Aim of the exercise:
Provide only the number of lines in the listing that contain the string "legend".

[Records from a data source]
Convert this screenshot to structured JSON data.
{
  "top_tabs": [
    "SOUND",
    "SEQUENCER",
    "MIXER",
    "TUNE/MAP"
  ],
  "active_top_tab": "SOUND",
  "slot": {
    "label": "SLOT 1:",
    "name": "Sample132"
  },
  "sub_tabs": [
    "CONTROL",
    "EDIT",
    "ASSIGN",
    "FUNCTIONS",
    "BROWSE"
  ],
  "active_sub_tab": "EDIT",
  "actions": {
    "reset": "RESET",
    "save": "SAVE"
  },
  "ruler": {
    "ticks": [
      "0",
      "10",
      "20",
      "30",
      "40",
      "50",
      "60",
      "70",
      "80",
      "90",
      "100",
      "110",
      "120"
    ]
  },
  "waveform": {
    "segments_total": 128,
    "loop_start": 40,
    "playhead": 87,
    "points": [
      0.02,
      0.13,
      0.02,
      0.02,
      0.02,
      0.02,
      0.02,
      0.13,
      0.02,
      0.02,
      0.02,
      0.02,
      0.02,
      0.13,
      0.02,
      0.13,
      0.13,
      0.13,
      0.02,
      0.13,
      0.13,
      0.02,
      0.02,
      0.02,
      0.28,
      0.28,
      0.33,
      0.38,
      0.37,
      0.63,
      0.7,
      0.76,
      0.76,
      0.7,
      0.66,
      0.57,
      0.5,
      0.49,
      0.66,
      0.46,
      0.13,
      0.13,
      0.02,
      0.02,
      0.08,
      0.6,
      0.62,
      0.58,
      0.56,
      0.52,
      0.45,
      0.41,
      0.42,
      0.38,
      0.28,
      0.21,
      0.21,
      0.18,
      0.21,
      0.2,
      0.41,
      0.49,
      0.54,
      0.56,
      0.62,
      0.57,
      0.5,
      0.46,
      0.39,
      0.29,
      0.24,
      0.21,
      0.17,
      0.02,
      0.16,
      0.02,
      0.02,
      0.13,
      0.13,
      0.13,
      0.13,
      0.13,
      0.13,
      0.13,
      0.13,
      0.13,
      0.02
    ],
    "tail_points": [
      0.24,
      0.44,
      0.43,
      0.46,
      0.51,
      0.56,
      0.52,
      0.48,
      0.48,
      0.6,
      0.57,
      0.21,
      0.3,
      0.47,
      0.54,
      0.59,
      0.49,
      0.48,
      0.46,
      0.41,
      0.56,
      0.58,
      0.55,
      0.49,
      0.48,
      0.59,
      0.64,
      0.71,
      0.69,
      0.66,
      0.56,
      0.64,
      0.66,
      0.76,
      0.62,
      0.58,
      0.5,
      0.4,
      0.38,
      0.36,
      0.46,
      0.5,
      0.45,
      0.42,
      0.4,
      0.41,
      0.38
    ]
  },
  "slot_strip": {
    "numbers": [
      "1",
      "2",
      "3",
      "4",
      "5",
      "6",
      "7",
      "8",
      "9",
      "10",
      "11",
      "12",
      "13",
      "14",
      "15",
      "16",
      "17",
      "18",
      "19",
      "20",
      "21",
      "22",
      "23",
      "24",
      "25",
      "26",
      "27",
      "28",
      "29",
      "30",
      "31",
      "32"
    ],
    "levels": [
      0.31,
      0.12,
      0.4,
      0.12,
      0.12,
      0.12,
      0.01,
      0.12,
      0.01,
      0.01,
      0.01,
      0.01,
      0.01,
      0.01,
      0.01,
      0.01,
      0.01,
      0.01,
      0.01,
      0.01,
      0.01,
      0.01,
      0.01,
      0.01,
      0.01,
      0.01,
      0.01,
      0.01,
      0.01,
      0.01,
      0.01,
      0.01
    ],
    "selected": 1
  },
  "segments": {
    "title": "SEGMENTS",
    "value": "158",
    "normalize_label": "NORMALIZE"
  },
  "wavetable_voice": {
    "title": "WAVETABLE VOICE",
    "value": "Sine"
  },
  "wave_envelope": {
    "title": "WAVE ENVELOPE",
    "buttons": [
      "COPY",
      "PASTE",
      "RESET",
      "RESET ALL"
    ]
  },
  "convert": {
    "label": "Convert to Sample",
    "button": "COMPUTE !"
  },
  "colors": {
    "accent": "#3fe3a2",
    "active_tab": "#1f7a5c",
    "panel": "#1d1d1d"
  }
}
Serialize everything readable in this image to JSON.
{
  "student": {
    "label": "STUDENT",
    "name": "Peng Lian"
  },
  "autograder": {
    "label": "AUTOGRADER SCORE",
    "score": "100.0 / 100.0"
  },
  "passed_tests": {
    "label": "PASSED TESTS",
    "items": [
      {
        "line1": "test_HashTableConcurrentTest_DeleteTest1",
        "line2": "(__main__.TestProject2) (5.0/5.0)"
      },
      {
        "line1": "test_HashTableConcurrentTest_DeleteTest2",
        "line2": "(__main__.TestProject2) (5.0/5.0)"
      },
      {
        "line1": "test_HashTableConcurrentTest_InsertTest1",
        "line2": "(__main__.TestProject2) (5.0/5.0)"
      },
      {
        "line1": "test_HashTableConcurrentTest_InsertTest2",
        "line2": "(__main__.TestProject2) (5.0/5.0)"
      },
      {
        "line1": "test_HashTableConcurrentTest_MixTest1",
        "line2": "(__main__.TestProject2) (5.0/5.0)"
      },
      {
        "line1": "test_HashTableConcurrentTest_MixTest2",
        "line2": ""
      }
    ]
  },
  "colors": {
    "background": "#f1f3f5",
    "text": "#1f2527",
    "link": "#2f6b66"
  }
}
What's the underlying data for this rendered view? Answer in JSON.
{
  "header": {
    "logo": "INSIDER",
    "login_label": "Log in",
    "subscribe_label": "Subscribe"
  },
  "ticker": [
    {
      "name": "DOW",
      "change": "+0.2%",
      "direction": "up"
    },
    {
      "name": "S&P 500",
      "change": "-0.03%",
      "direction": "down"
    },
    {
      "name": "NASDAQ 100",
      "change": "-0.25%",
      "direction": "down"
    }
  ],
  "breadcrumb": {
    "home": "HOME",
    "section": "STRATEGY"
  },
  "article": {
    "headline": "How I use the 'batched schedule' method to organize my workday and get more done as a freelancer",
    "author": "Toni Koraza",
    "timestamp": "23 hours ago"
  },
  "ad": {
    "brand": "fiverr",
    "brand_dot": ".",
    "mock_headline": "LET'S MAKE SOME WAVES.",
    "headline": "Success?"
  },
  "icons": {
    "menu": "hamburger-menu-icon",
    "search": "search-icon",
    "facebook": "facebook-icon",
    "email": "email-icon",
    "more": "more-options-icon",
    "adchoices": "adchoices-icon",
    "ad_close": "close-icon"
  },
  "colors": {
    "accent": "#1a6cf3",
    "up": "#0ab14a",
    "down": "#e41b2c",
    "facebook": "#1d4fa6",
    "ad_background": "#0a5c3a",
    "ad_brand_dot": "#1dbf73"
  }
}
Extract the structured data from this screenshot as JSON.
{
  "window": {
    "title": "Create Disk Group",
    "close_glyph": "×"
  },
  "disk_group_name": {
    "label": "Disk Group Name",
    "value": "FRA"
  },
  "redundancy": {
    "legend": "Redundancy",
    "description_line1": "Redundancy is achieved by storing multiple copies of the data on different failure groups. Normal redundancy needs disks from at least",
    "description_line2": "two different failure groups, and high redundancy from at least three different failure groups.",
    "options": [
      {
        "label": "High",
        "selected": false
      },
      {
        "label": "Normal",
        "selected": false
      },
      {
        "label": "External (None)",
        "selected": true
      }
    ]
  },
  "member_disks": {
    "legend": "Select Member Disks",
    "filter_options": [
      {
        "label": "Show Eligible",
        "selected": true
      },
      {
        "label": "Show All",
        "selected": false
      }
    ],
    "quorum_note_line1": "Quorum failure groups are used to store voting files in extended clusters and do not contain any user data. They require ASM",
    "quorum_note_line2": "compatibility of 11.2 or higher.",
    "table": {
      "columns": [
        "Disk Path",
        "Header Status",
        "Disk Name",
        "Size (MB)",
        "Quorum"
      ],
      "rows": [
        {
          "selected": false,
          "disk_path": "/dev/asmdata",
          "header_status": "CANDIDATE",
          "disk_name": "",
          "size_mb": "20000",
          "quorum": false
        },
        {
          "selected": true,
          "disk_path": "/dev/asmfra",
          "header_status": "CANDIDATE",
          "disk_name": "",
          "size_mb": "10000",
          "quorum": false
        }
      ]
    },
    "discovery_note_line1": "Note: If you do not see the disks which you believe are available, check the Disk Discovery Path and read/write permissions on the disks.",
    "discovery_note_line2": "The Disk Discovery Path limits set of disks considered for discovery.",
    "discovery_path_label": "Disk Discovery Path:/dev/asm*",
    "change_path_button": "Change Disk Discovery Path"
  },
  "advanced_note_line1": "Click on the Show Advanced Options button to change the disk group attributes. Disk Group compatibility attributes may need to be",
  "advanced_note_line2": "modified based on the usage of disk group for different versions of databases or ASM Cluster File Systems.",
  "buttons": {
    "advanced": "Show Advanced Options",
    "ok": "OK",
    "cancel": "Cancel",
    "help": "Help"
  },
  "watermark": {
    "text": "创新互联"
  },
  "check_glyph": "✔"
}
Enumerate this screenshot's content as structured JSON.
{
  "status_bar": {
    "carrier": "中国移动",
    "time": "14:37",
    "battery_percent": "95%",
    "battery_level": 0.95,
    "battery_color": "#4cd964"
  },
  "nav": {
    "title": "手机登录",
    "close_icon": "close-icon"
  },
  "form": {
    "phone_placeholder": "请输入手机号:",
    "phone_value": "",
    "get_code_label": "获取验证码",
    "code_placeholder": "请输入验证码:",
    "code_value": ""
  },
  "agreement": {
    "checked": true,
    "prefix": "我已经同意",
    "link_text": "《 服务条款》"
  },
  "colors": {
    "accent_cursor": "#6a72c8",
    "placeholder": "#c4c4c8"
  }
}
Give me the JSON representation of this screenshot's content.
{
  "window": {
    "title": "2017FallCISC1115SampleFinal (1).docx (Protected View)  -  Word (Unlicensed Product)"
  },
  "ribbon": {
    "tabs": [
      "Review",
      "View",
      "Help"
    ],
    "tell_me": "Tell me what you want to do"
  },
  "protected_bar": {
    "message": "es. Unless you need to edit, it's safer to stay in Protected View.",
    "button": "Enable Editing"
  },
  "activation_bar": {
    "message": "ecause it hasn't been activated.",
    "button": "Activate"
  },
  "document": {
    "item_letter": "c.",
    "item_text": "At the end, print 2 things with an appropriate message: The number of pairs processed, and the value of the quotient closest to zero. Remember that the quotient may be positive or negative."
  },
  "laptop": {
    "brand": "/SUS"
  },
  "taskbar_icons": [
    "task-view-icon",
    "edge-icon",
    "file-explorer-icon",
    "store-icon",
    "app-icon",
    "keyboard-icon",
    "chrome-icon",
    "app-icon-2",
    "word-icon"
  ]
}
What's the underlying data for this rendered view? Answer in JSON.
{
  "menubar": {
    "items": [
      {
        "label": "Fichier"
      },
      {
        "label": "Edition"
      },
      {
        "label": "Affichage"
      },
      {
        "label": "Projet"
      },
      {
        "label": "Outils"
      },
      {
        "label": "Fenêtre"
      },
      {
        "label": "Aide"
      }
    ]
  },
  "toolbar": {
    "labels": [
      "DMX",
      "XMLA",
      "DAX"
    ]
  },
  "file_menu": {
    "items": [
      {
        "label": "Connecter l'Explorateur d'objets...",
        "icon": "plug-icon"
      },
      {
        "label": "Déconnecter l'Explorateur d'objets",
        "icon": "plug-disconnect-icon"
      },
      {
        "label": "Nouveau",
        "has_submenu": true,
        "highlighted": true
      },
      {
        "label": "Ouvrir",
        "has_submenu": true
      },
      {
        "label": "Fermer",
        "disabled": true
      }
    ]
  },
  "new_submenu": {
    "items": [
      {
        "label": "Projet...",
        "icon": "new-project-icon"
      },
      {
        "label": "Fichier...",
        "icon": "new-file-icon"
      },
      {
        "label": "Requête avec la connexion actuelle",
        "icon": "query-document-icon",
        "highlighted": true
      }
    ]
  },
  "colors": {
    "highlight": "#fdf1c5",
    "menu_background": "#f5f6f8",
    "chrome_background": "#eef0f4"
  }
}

Answer below:
2